Extracted data entries

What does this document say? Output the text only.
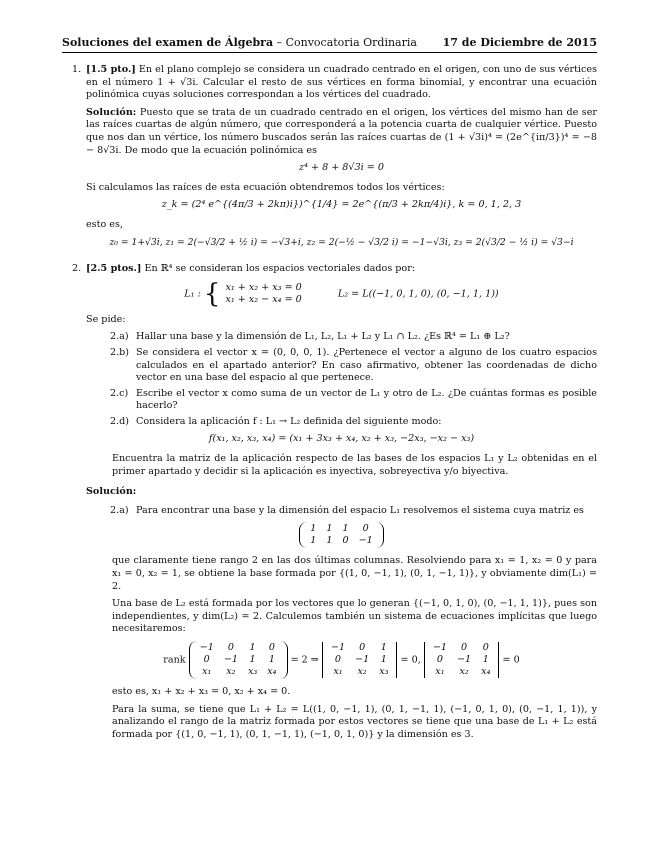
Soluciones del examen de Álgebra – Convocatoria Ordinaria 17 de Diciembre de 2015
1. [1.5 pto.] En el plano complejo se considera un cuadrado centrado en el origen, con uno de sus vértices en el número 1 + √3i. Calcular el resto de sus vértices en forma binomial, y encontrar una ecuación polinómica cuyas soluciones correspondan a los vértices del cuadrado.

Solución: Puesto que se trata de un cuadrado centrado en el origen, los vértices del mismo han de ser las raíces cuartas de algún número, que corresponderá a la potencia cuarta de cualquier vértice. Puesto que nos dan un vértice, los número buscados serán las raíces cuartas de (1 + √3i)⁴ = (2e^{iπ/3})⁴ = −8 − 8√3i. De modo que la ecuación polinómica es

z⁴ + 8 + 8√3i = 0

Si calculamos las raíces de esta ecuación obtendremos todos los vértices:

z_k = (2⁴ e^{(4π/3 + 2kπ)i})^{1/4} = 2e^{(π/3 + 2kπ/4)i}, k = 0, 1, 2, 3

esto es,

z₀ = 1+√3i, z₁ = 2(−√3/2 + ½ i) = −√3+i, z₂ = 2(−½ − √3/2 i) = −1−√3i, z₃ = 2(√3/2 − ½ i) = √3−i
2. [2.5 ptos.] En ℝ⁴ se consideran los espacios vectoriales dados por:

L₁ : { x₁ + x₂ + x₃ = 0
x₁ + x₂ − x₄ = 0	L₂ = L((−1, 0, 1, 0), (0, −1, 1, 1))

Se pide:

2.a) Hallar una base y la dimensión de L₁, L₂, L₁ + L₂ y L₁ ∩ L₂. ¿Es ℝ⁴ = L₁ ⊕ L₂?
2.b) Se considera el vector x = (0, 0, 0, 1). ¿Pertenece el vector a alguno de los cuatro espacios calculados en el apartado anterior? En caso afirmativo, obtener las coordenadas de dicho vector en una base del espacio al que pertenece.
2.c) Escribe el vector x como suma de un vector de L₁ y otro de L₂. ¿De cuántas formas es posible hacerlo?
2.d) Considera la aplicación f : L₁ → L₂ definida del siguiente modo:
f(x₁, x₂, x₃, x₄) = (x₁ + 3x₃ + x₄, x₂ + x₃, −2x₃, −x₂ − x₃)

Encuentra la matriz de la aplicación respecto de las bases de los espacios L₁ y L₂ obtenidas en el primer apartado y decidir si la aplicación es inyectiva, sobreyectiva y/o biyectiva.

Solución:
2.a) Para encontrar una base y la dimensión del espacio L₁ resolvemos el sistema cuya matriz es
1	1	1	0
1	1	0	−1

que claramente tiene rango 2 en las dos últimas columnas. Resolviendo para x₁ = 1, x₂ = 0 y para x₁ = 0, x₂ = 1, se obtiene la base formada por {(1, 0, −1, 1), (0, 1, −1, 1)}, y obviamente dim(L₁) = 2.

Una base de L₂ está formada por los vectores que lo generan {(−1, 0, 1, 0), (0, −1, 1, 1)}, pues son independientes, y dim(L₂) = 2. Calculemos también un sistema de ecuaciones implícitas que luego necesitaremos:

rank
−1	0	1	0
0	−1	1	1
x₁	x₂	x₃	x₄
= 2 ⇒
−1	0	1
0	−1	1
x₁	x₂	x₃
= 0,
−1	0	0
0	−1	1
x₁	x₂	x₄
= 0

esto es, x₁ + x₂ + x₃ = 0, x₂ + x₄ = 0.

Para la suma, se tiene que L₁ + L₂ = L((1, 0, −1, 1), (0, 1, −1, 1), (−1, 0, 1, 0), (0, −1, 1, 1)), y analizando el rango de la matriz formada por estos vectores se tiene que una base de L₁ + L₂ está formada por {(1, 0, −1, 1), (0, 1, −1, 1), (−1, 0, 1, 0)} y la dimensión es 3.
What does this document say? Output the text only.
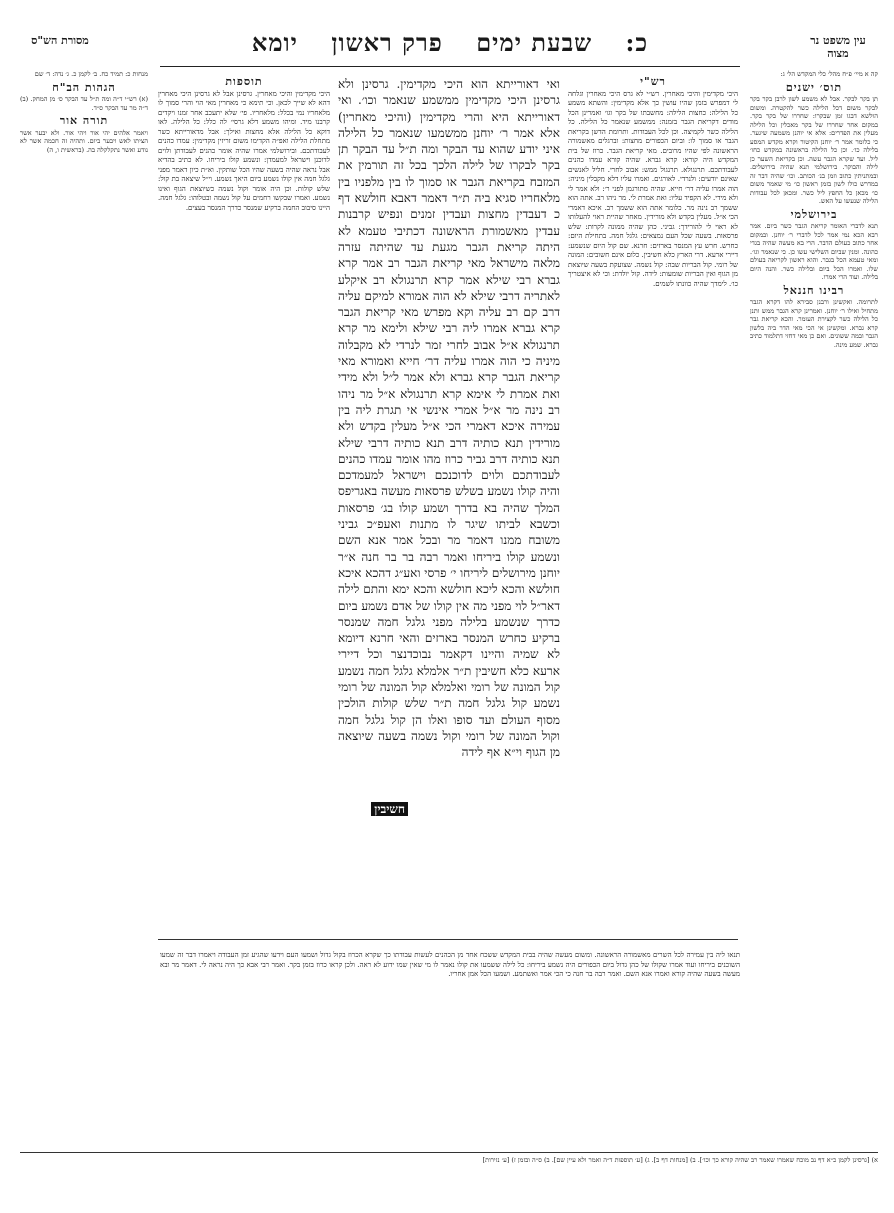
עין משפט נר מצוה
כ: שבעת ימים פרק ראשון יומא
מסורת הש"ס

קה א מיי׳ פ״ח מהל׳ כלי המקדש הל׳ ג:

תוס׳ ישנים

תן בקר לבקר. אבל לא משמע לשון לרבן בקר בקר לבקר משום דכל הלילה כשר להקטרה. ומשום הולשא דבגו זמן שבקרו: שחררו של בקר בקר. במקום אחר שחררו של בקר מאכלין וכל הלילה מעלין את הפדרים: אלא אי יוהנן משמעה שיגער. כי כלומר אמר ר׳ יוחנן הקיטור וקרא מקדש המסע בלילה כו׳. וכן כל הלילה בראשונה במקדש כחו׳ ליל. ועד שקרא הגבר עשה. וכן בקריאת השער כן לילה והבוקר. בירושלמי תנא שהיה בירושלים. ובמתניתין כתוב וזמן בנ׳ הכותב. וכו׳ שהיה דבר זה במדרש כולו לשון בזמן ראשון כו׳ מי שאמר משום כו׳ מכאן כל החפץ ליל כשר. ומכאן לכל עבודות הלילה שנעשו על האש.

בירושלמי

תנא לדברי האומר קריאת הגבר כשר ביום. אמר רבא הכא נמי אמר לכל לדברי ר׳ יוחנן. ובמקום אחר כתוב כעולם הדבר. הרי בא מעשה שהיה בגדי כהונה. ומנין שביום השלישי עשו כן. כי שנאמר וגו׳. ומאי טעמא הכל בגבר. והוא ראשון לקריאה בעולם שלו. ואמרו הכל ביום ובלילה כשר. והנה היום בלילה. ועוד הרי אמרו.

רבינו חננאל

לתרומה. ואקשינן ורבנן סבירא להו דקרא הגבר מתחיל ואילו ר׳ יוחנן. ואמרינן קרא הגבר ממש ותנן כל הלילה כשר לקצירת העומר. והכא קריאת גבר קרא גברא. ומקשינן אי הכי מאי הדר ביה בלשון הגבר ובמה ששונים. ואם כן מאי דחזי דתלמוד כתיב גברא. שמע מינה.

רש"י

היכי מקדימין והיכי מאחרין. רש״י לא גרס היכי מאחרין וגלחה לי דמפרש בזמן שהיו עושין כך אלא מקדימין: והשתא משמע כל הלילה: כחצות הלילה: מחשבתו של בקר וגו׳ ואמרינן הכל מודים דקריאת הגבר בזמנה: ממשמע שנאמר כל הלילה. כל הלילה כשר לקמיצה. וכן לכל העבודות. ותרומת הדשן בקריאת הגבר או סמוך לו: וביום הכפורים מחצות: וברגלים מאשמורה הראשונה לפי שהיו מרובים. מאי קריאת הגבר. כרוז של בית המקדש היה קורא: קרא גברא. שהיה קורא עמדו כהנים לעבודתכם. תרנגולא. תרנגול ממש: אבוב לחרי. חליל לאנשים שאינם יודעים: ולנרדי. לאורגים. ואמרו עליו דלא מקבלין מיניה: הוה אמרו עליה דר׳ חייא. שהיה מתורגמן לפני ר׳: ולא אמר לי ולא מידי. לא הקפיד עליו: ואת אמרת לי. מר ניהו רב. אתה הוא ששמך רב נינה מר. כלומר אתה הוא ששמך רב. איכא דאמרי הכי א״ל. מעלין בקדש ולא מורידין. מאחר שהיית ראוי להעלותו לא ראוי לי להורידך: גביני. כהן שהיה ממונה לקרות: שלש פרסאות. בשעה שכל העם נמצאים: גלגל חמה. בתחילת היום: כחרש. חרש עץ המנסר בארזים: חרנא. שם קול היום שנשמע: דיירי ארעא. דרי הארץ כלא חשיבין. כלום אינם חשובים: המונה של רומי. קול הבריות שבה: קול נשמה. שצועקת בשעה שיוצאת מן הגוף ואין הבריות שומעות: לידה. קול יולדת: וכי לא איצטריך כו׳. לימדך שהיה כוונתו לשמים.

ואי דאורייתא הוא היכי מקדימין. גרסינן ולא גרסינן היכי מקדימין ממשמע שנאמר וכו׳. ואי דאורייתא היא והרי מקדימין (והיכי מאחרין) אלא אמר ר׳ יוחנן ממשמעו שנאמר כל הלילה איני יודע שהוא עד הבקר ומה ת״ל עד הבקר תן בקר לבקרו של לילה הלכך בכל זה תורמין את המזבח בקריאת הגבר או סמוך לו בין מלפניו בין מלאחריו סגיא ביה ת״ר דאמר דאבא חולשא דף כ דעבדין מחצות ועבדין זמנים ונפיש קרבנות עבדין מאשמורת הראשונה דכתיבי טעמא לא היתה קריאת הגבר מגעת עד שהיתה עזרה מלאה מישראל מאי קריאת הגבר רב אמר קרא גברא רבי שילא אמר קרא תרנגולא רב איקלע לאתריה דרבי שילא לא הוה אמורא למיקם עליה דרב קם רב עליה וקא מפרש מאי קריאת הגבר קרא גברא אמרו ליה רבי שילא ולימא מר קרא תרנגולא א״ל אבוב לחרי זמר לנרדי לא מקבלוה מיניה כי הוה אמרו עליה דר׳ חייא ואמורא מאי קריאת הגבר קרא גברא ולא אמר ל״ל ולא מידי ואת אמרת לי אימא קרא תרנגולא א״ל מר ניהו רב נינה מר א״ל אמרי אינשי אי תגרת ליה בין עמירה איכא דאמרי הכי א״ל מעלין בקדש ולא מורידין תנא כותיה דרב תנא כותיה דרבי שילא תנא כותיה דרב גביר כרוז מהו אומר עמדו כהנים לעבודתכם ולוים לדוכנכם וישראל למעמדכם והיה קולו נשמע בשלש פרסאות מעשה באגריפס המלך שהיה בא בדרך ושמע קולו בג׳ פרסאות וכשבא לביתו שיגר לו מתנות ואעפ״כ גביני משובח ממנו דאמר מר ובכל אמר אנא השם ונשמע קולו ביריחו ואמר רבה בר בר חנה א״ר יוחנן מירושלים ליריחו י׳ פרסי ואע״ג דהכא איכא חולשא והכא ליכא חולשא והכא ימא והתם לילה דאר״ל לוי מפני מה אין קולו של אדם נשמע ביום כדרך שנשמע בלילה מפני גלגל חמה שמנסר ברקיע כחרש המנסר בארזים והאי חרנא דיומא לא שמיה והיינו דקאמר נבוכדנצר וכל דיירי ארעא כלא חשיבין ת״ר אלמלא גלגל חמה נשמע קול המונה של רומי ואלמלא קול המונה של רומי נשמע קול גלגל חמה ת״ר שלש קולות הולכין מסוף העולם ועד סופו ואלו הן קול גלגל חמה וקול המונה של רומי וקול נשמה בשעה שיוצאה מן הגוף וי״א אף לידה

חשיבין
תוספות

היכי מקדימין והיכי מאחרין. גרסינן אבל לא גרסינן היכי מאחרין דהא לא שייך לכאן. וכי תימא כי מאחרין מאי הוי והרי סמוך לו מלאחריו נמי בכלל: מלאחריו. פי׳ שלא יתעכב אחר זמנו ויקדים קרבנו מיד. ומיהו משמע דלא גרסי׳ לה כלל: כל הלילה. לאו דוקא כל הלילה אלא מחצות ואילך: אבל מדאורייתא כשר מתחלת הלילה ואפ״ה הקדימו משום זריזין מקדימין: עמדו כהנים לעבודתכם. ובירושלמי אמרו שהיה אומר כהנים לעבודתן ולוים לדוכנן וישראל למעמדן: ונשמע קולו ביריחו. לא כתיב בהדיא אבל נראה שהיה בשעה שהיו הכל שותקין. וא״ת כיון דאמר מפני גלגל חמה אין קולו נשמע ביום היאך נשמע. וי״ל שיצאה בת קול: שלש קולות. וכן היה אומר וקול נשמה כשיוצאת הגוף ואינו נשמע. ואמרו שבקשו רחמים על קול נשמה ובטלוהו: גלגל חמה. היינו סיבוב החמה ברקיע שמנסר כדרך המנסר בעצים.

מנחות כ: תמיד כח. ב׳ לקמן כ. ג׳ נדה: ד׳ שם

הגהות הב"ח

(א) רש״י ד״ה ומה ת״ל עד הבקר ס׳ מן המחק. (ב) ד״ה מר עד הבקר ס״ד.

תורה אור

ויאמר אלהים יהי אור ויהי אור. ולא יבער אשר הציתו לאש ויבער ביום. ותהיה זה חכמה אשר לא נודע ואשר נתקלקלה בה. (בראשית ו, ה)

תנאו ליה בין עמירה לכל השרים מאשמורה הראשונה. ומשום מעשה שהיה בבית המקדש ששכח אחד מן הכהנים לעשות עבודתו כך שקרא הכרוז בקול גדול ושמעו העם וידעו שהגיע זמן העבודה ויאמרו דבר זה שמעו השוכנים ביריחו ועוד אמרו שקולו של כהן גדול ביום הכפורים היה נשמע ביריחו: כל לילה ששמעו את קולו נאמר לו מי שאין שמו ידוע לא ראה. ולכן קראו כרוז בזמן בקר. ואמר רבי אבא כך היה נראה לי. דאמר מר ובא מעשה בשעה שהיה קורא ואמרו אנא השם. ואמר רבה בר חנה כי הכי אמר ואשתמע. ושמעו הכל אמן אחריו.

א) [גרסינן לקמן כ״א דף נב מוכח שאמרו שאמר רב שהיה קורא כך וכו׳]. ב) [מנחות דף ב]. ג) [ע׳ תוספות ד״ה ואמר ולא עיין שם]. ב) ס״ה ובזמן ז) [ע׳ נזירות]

• _Written instruction_:
Determine how many lines in the data above contain the string "vértices". Give nothing except the number.

• _Solution to this exercise_:
3